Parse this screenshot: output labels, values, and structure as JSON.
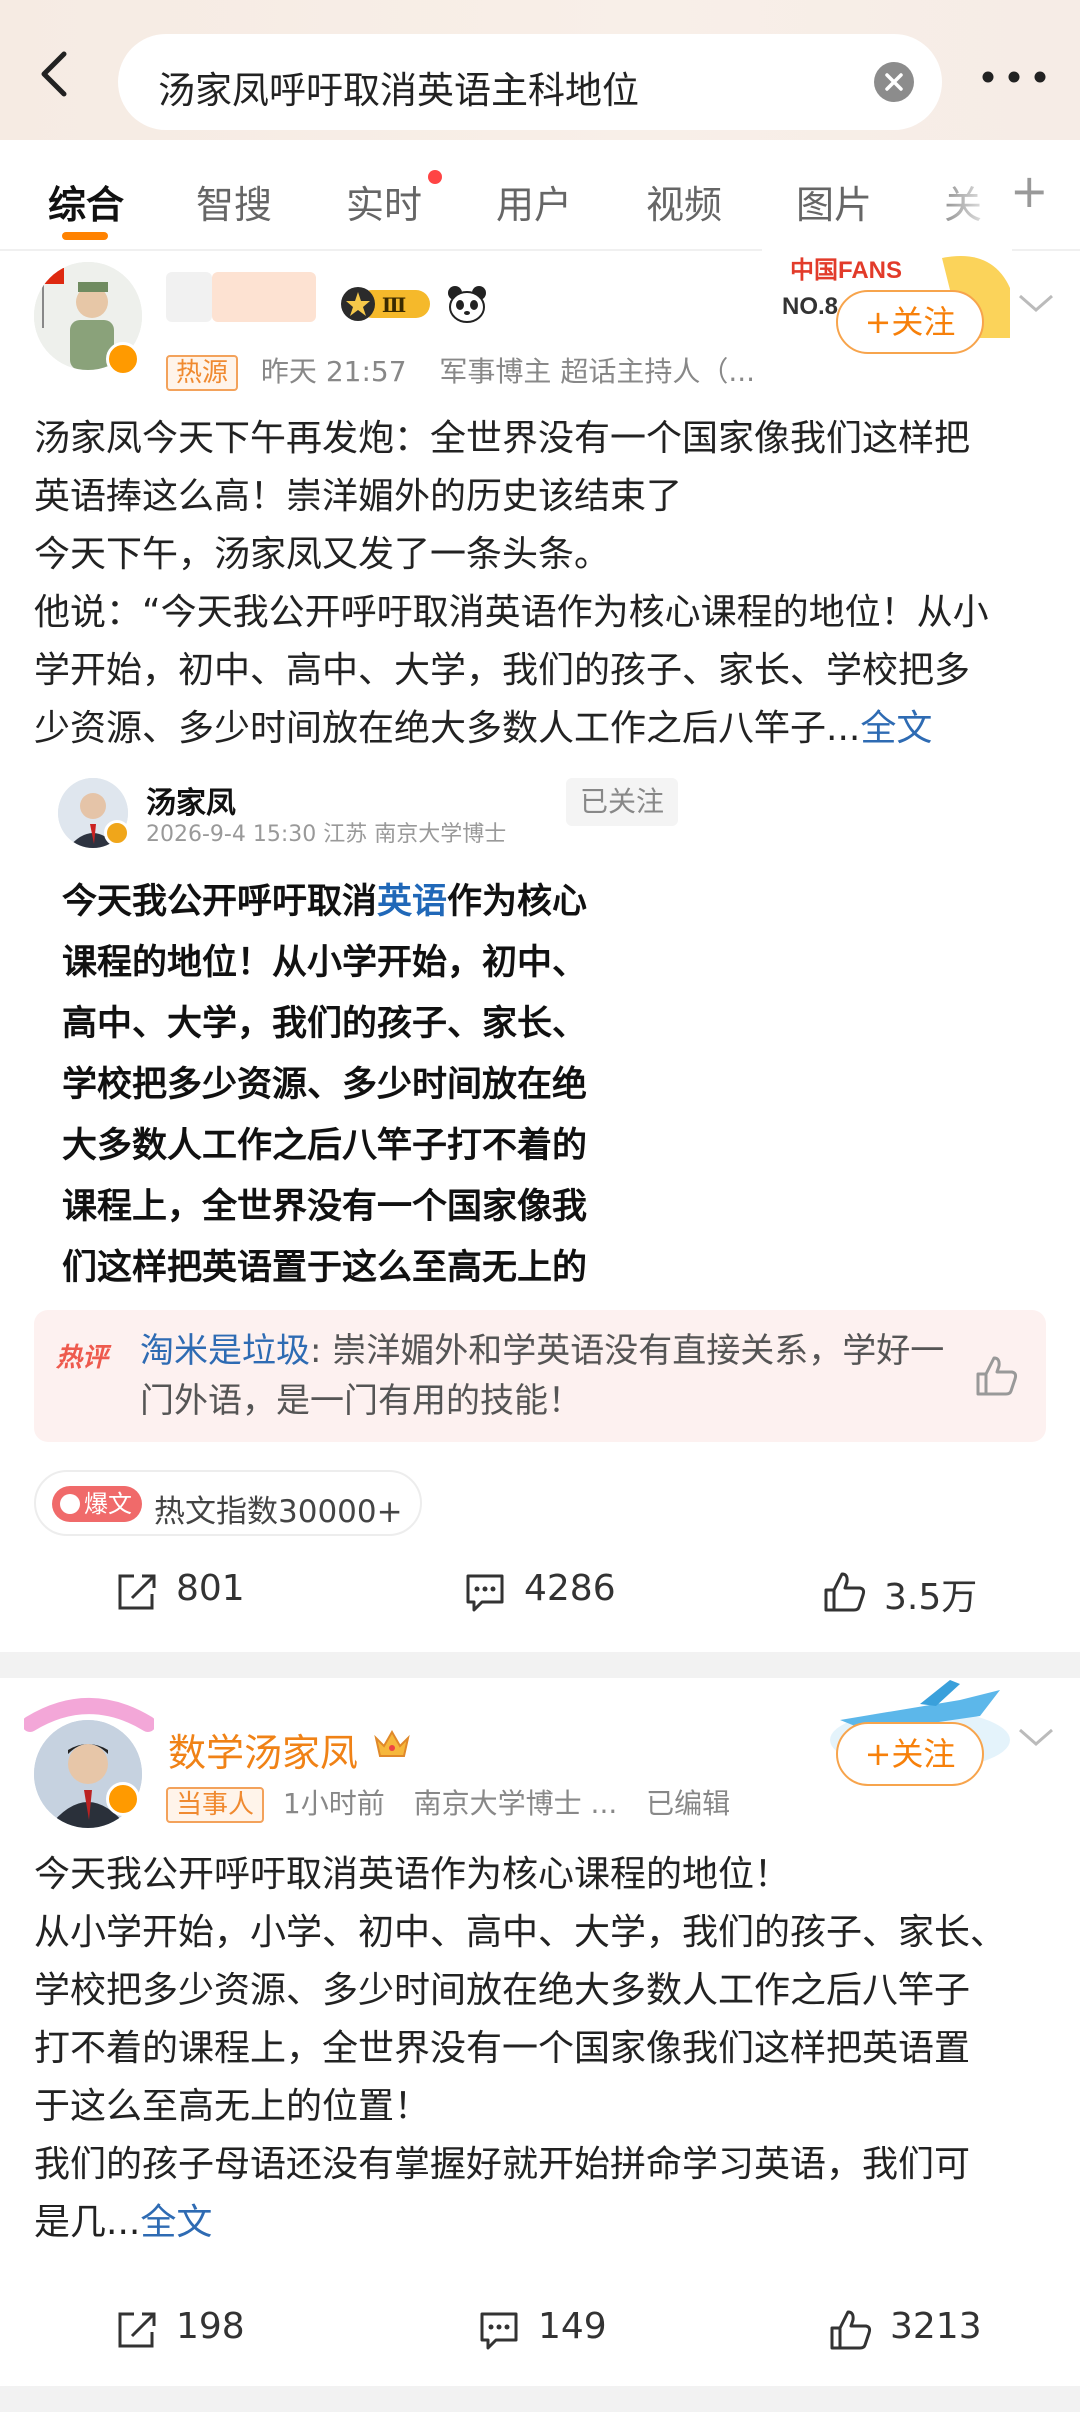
{
  "search": {
    "query": "汤家凤呼吁取消英语主科地位"
  },
  "tabs": [
    {
      "label": "综合"
    },
    {
      "label": "智搜"
    },
    {
      "label": "实时"
    },
    {
      "label": "用户"
    },
    {
      "label": "视频"
    },
    {
      "label": "图片"
    },
    {
      "label": "关"
    }
  ],
  "post1": {
    "fans_badge": "中国FANS",
    "fans_rank": "NO.8",
    "level_badge": "Ⅲ",
    "follow_label": "+关注",
    "tag": "热源",
    "time": "昨天 21:57",
    "desc": "军事博主 超话主持人（...",
    "text_lines": [
      "汤家凤今天下午再发炮：全世界没有一个国家像我们这样把",
      "英语捧这么高！崇洋媚外的历史该结束了",
      "今天下午，汤家凤又发了一条头条。",
      "他说：“今天我公开呼吁取消英语作为核心课程的地位！从小",
      "学开始，初中、高中、大学，我们的孩子、家长、学校把多",
      "少资源、多少时间放在绝大多数人工作之后八竿子..."
    ],
    "full_text_link": "全文",
    "quote": {
      "name": "汤家凤",
      "meta": "2026-9-4 15:30 江苏 南京大学博士",
      "followed": "已关注",
      "line1_pre": "今天我公开呼吁取消",
      "line1_hl": "英语",
      "line1_post": "作为核心",
      "lines": [
        "课程的地位！从小学开始，初中、",
        "高中、大学，我们的孩子、家长、",
        "学校把多少资源、多少时间放在绝",
        "大多数人工作之后八竿子打不着的",
        "课程上，全世界没有一个国家像我",
        "们这样把英语置于这么至高无上的"
      ]
    },
    "hot_comment": {
      "label": "热评",
      "user": "淘米是垃圾",
      "text": ": 崇洋媚外和学英语没有直接关系，学好一门外语，是一门有用的技能！"
    },
    "hot_index": {
      "badge": "爆文",
      "text": "热文指数30000+"
    },
    "actions": {
      "repost": "801",
      "comment": "4286",
      "like": "3.5万"
    }
  },
  "post2": {
    "name": "数学汤家凤",
    "follow_label": "+关注",
    "tag": "当事人",
    "time": "1小时前",
    "desc": "南京大学博士 ...",
    "edited": "已编辑",
    "text_lines": [
      "今天我公开呼吁取消英语作为核心课程的地位！",
      "从小学开始，小学、初中、高中、大学，我们的孩子、家长、",
      "学校把多少资源、多少时间放在绝大多数人工作之后八竿子",
      "打不着的课程上，全世界没有一个国家像我们这样把英语置",
      "于这么至高无上的位置！",
      "我们的孩子母语还没有掌握好就开始拼命学习英语，我们可",
      "是几..."
    ],
    "full_text_link": "全文",
    "actions": {
      "repost": "198",
      "comment": "149",
      "like": "3213"
    }
  },
  "colors": {
    "accent": "#ff8200",
    "link": "#2e6bb3",
    "name_orange": "#f08216"
  }
}
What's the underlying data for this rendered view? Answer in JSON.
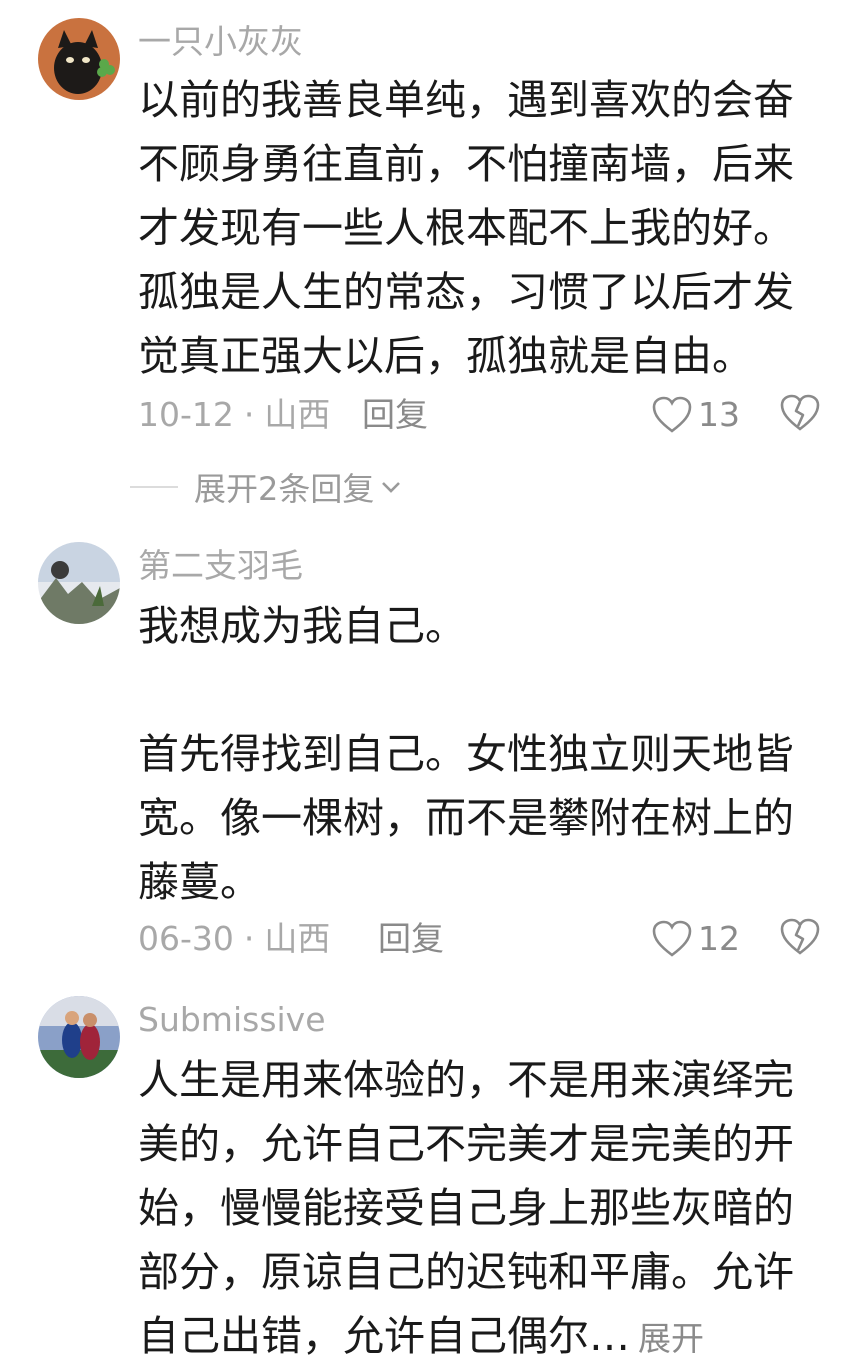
{
  "colors": {
    "meta_text": "#a8a8a8",
    "body_text": "#1a1a1a",
    "icon_stroke": "#8a8a8a"
  },
  "comments": [
    {
      "username": "一只小灰灰",
      "avatar_icon": "black-cat-avatar",
      "paragraphs": [
        "以前的我善良单纯，遇到喜欢的会奋不顾身勇往直前，不怕撞南墙，后来才发现有一些人根本配不上我的好。孤独是人生的常态，习惯了以后才发觉真正强大以后，孤独就是自由。"
      ],
      "date": "10-12",
      "separator": "·",
      "region": "山西",
      "reply_label": "回复",
      "like_count": "13",
      "expand_replies_label": "展开2条回复"
    },
    {
      "username": "第二支羽毛",
      "avatar_icon": "landscape-avatar",
      "paragraphs": [
        "我想成为我自己。",
        "首先得找到自己。女性独立则天地皆宽。像一棵树，而不是攀附在树上的藤蔓。"
      ],
      "date": "06-30",
      "separator": "·",
      "region": "山西",
      "reply_label": "回复",
      "like_count": "12"
    },
    {
      "username": "Submissive",
      "avatar_icon": "sports-photo-avatar",
      "paragraphs": [
        "人生是用来体验的，不是用来演绎完美的，允许自己不完美才是完美的开始，慢慢能接受自己身上那些灰暗的部分，原谅自己的迟钝和平庸。允许自己出错，允许自己偶尔…"
      ],
      "more_label": "展开"
    }
  ]
}
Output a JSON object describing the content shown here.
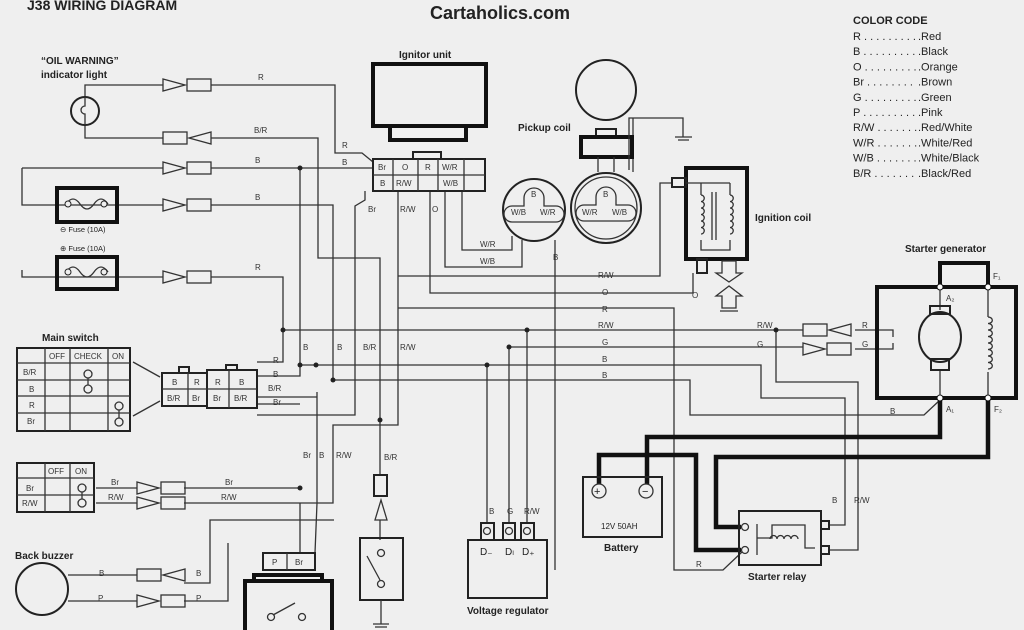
{
  "title": "J38 WIRING DIAGRAM",
  "watermark": "Cartaholics.com",
  "components": {
    "oil_warning_line1": "“OIL WARNING”",
    "oil_warning_line2": "indicator light",
    "fuse_negative": "⊖ Fuse (10A)",
    "fuse_positive": "⊕ Fuse (10A)",
    "ignitor_unit": "Ignitor unit",
    "pickup_coil": "Pickup coil",
    "ignition_coil": "Ignition coil",
    "starter_generator": "Starter generator",
    "main_switch": "Main switch",
    "back_buzzer": "Back buzzer",
    "battery": "Battery",
    "battery_rating": "12V 50AH",
    "starter_relay": "Starter relay",
    "voltage_regulator": "Voltage regulator"
  },
  "terminals": {
    "a2": "A₂",
    "f1": "F₁",
    "a1": "A₁",
    "f2": "F₂",
    "d_minus": "D₋",
    "d_g": "Dₗ",
    "d_plus": "D₊",
    "battery_plus": "+",
    "battery_minus": "−"
  },
  "ignitor_connector": {
    "row1": [
      "Br",
      "O",
      "R",
      "W/R",
      ""
    ],
    "row2": [
      "B",
      "R/W",
      "",
      "W/B",
      ""
    ]
  },
  "pickup_plug_left": [
    "B",
    "W/B",
    "W/R"
  ],
  "pickup_plug_right": [
    "B",
    "W/R",
    "W/B"
  ],
  "main_switch_table": {
    "headers": [
      "",
      "OFF",
      "CHECK",
      "ON"
    ],
    "rows": [
      "B/R",
      "B",
      "R",
      "Br"
    ]
  },
  "main_switch_connector": {
    "left": [
      "B",
      "R",
      "B/R",
      "Br"
    ],
    "right": [
      "R",
      "B",
      "Br",
      "B/R"
    ]
  },
  "light_switch_table": {
    "headers": [
      "",
      "OFF",
      "ON"
    ],
    "rows": [
      "Br",
      "R/W"
    ]
  },
  "bottom_connector": [
    "P",
    "Br"
  ],
  "color_code": {
    "title": "COLOR CODE",
    "entries": [
      {
        "code": "R",
        "name": "Red"
      },
      {
        "code": "B",
        "name": "Black"
      },
      {
        "code": "O",
        "name": "Orange"
      },
      {
        "code": "Br",
        "name": "Brown"
      },
      {
        "code": "G",
        "name": "Green"
      },
      {
        "code": "P",
        "name": "Pink"
      },
      {
        "code": "R/W",
        "name": "Red/White"
      },
      {
        "code": "W/R",
        "name": "White/Red"
      },
      {
        "code": "W/B",
        "name": "White/Black"
      },
      {
        "code": "B/R",
        "name": "Black/Red"
      }
    ]
  },
  "wire_labels": [
    "R",
    "B/R",
    "R",
    "B",
    "B",
    "B",
    "R",
    "Br",
    "R/W",
    "O",
    "W/R",
    "W/B",
    "B",
    "R/W",
    "O",
    "O",
    "R",
    "R/W",
    "R/W",
    "R",
    "G",
    "G",
    "G",
    "B",
    "B",
    "B",
    "R",
    "B",
    "B/R",
    "Br",
    "B",
    "B",
    "B/R",
    "R/W",
    "Br",
    "B",
    "R/W",
    "B/R",
    "Br",
    "R/W",
    "Br",
    "R/W",
    "B",
    "P",
    "B",
    "P",
    "B",
    "G",
    "R/W",
    "B",
    "R/W",
    "R"
  ]
}
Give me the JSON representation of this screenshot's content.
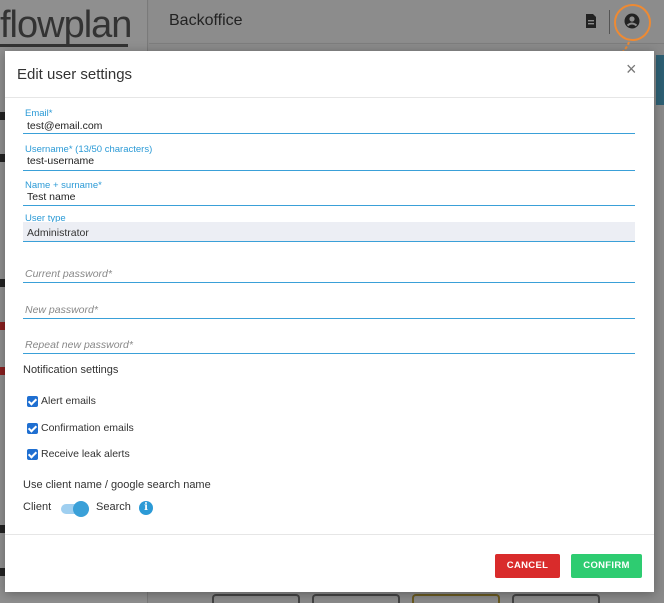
{
  "app": {
    "logo_text": "flowplan",
    "title": "Backoffice"
  },
  "modal": {
    "title": "Edit user settings",
    "close_glyph": "×",
    "fields": {
      "email": {
        "label": "Email*",
        "value": "test@email.com"
      },
      "username": {
        "label": "Username* (13/50 characters)",
        "value": "test-username"
      },
      "name": {
        "label": "Name + surname*",
        "value": "Test name"
      },
      "user_type": {
        "label": "User type",
        "value": "Administrator"
      },
      "current_password": {
        "placeholder": "Current password*"
      },
      "new_password": {
        "placeholder": "New password*"
      },
      "repeat_password": {
        "placeholder": "Repeat new password*"
      }
    },
    "notifications": {
      "title": "Notification settings",
      "items": [
        {
          "label": "Alert emails",
          "checked": true
        },
        {
          "label": "Confirmation emails",
          "checked": true
        },
        {
          "label": "Receive leak alerts",
          "checked": true
        }
      ]
    },
    "name_source": {
      "title": "Use client name / google search name",
      "left_label": "Client",
      "right_label": "Search",
      "selected": "Search",
      "info_glyph": "i"
    },
    "buttons": {
      "cancel": "CANCEL",
      "confirm": "CONFIRM"
    }
  },
  "colors": {
    "accent": "#2b9ad6",
    "cancel": "#d92b2b",
    "confirm": "#2ecc71",
    "highlight": "#ee8a33"
  },
  "icons": {
    "topbar_left": "document-icon",
    "topbar_right": "user-account-icon"
  }
}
◇ ◇ ◇ ◇
Isolate the lines above that contain the word "screenshot" and copy them.

Parse this screenshot: output labels, values, and structure as JSON.
Give me the JSON representation of this screenshot's content.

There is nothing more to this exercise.